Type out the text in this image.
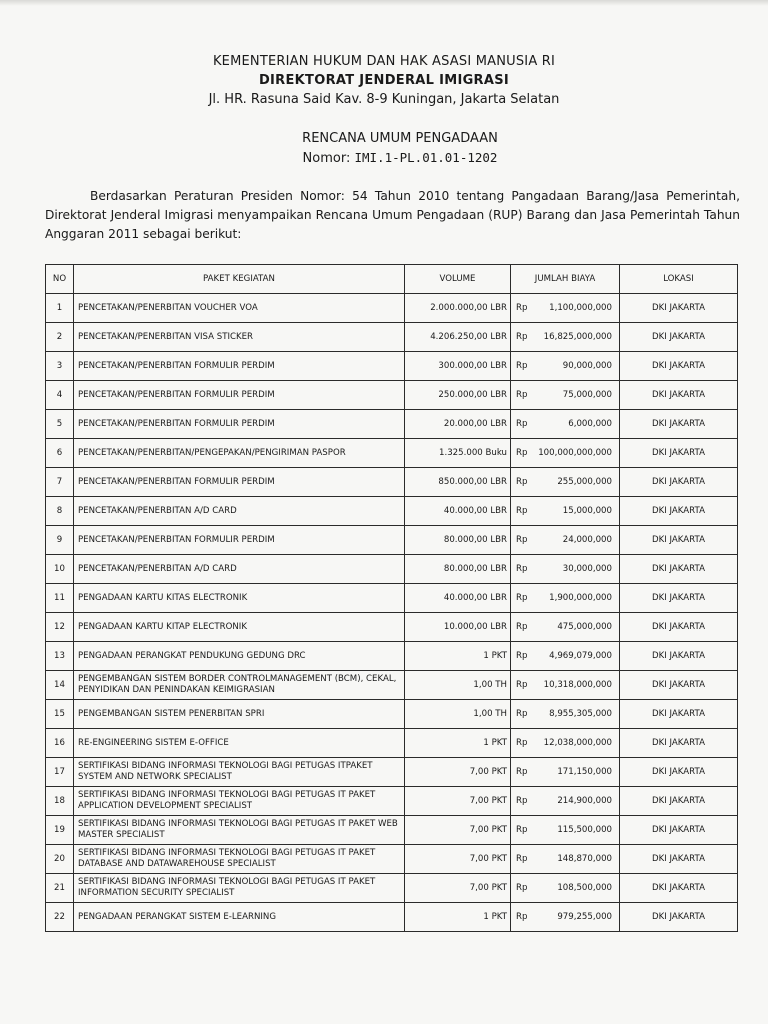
KEMENTERIAN HUKUM DAN HAK ASASI MANUSIA RI
DIREKTORAT JENDERAL IMIGRASI
Jl. HR. Rasuna Said Kav. 8-9 Kuningan, Jakarta Selatan
RENCANA UMUM PENGADAAN
Nomor: IMI.1-PL.01.01-1202

Berdasarkan Peraturan Presiden Nomor: 54 Tahun 2010 tentang Pangadaan Barang/Jasa Pemerintah, Direktorat Jenderal Imigrasi menyampaikan Rencana Umum Pengadaan (RUP) Barang dan Jasa Pemerintah Tahun Anggaran 2011 sebagai berikut:

NO	PAKET KEGIATAN	VOLUME	JUMLAH BIAYA	LOKASI
1	PENCETAKAN/PENERBITAN VOUCHER VOA	2.000.000,00 LBR	Rp 1,100,000,000	DKI JAKARTA
2	PENCETAKAN/PENERBITAN VISA STICKER	4.206.250,00 LBR	Rp 16,825,000,000	DKI JAKARTA
3	PENCETAKAN/PENERBITAN FORMULIR PERDIM	300.000,00 LBR	Rp 90,000,000	DKI JAKARTA
4	PENCETAKAN/PENERBITAN FORMULIR PERDIM	250.000,00 LBR	Rp 75,000,000	DKI JAKARTA
5	PENCETAKAN/PENERBITAN FORMULIR PERDIM	20.000,00 LBR	Rp 6,000,000	DKI JAKARTA
6	PENCETAKAN/PENERBITAN/PENGEPAKAN/PENGIRIMAN PASPOR	1.325.000 Buku	Rp 100,000,000,000	DKI JAKARTA
7	PENCETAKAN/PENERBITAN FORMULIR PERDIM	850.000,00 LBR	Rp 255,000,000	DKI JAKARTA
8	PENCETAKAN/PENERBITAN A/D CARD	40.000,00 LBR	Rp 15,000,000	DKI JAKARTA
9	PENCETAKAN/PENERBITAN FORMULIR PERDIM	80.000,00 LBR	Rp 24,000,000	DKI JAKARTA
10	PENCETAKAN/PENERBITAN A/D CARD	80.000,00 LBR	Rp 30,000,000	DKI JAKARTA
11	PENGADAAN KARTU KITAS ELECTRONIK	40.000,00 LBR	Rp 1,900,000,000	DKI JAKARTA
12	PENGADAAN KARTU KITAP ELECTRONIK	10.000,00 LBR	Rp 475,000,000	DKI JAKARTA
13	PENGADAAN PERANGKAT PENDUKUNG GEDUNG DRC	1 PKT	Rp 4,969,079,000	DKI JAKARTA
14	PENGEMBANGAN SISTEM BORDER CONTROLMANAGEMENT (BCM), CEKAL, PENYIDIKAN DAN PENINDAKAN KEIMIGRASIAN	1,00 TH	Rp 10,318,000,000	DKI JAKARTA
15	PENGEMBANGAN SISTEM PENERBITAN SPRI	1,00 TH	Rp 8,955,305,000	DKI JAKARTA
16	RE-ENGINEERING SISTEM E-OFFICE	1 PKT	Rp 12,038,000,000	DKI JAKARTA
17	SERTIFIKASI BIDANG INFORMASI TEKNOLOGI BAGI PETUGAS ITPAKET SYSTEM AND NETWORK SPECIALIST	7,00 PKT	Rp 171,150,000	DKI JAKARTA
18	SERTIFIKASI BIDANG INFORMASI TEKNOLOGI BAGI PETUGAS IT PAKET APPLICATION DEVELOPMENT SPECIALIST	7,00 PKT	Rp 214,900,000	DKI JAKARTA
19	SERTIFIKASI BIDANG INFORMASI TEKNOLOGI BAGI PETUGAS IT PAKET WEB MASTER SPECIALIST	7,00 PKT	Rp 115,500,000	DKI JAKARTA
20	SERTIFIKASI BIDANG INFORMASI TEKNOLOGI BAGI PETUGAS IT PAKET DATABASE AND DATAWAREHOUSE SPECIALIST	7,00 PKT	Rp 148,870,000	DKI JAKARTA
21	SERTIFIKASI BIDANG INFORMASI TEKNOLOGI BAGI PETUGAS IT PAKET INFORMATION SECURITY SPECIALIST	7,00 PKT	Rp 108,500,000	DKI JAKARTA
22	PENGADAAN PERANGKAT SISTEM E-LEARNING	1 PKT	Rp 979,255,000	DKI JAKARTA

SHORT EXERCISE: Reproduce the listing word for word and omit its pictures.

SOLUTION TO THIS TASK:
Type out the text in this image.
KEMENTERIAN HUKUM DAN HAK ASASI MANUSIA RI
DIREKTORAT JENDERAL IMIGRASI
Jl. HR. Rasuna Said Kav. 8-9 Kuningan, Jakarta Selatan
RENCANA UMUM PENGADAAN
Nomor: IMI.1-PL.01.01-1202

Berdasarkan Peraturan Presiden Nomor: 54 Tahun 2010 tentang Pangadaan Barang/Jasa Pemerintah, Direktorat Jenderal Imigrasi menyampaikan Rencana Umum Pengadaan (RUP) Barang dan Jasa Pemerintah Tahun Anggaran 2011 sebagai berikut:

NO	PAKET KEGIATAN	VOLUME	JUMLAH BIAYA	LOKASI
1	PENCETAKAN/PENERBITAN VOUCHER VOA	2.000.000,00 LBR	Rp 1,100,000,000	DKI JAKARTA
2	PENCETAKAN/PENERBITAN VISA STICKER	4.206.250,00 LBR	Rp 16,825,000,000	DKI JAKARTA
3	PENCETAKAN/PENERBITAN FORMULIR PERDIM	300.000,00 LBR	Rp 90,000,000	DKI JAKARTA
4	PENCETAKAN/PENERBITAN FORMULIR PERDIM	250.000,00 LBR	Rp 75,000,000	DKI JAKARTA
5	PENCETAKAN/PENERBITAN FORMULIR PERDIM	20.000,00 LBR	Rp 6,000,000	DKI JAKARTA
6	PENCETAKAN/PENERBITAN/PENGEPAKAN/PENGIRIMAN PASPOR	1.325.000 Buku	Rp 100,000,000,000	DKI JAKARTA
7	PENCETAKAN/PENERBITAN FORMULIR PERDIM	850.000,00 LBR	Rp 255,000,000	DKI JAKARTA
8	PENCETAKAN/PENERBITAN A/D CARD	40.000,00 LBR	Rp 15,000,000	DKI JAKARTA
9	PENCETAKAN/PENERBITAN FORMULIR PERDIM	80.000,00 LBR	Rp 24,000,000	DKI JAKARTA
10	PENCETAKAN/PENERBITAN A/D CARD	80.000,00 LBR	Rp 30,000,000	DKI JAKARTA
11	PENGADAAN KARTU KITAS ELECTRONIK	40.000,00 LBR	Rp 1,900,000,000	DKI JAKARTA
12	PENGADAAN KARTU KITAP ELECTRONIK	10.000,00 LBR	Rp 475,000,000	DKI JAKARTA
13	PENGADAAN PERANGKAT PENDUKUNG GEDUNG DRC	1 PKT	Rp 4,969,079,000	DKI JAKARTA
14	PENGEMBANGAN SISTEM BORDER CONTROLMANAGEMENT (BCM), CEKAL, PENYIDIKAN DAN PENINDAKAN KEIMIGRASIAN	1,00 TH	Rp 10,318,000,000	DKI JAKARTA
15	PENGEMBANGAN SISTEM PENERBITAN SPRI	1,00 TH	Rp 8,955,305,000	DKI JAKARTA
16	RE-ENGINEERING SISTEM E-OFFICE	1 PKT	Rp 12,038,000,000	DKI JAKARTA
17	SERTIFIKASI BIDANG INFORMASI TEKNOLOGI BAGI PETUGAS ITPAKET SYSTEM AND NETWORK SPECIALIST	7,00 PKT	Rp 171,150,000	DKI JAKARTA
18	SERTIFIKASI BIDANG INFORMASI TEKNOLOGI BAGI PETUGAS IT PAKET APPLICATION DEVELOPMENT SPECIALIST	7,00 PKT	Rp 214,900,000	DKI JAKARTA
19	SERTIFIKASI BIDANG INFORMASI TEKNOLOGI BAGI PETUGAS IT PAKET WEB MASTER SPECIALIST	7,00 PKT	Rp 115,500,000	DKI JAKARTA
20	SERTIFIKASI BIDANG INFORMASI TEKNOLOGI BAGI PETUGAS IT PAKET DATABASE AND DATAWAREHOUSE SPECIALIST	7,00 PKT	Rp 148,870,000	DKI JAKARTA
21	SERTIFIKASI BIDANG INFORMASI TEKNOLOGI BAGI PETUGAS IT PAKET INFORMATION SECURITY SPECIALIST	7,00 PKT	Rp 108,500,000	DKI JAKARTA
22	PENGADAAN PERANGKAT SISTEM E-LEARNING	1 PKT	Rp 979,255,000	DKI JAKARTA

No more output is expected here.